▸ Aim of the exercise: Pick out each line of the records in which the word "subject" appears.

▸ Data lines:

⟨

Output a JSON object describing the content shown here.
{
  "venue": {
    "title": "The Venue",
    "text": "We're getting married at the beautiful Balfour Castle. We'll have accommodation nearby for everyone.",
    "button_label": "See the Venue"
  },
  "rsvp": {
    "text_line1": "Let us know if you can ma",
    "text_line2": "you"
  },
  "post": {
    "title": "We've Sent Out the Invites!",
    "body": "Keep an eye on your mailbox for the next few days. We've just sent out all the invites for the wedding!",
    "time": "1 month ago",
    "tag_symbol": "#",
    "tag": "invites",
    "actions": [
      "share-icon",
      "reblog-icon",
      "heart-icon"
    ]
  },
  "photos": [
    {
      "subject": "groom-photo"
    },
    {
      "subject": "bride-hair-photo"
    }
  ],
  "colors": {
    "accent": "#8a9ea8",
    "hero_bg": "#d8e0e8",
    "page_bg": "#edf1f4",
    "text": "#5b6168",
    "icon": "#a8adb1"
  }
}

⟩

▸ Finished exercise:
      "subject": "groom-photo"
      "subject": "bride-hair-photo"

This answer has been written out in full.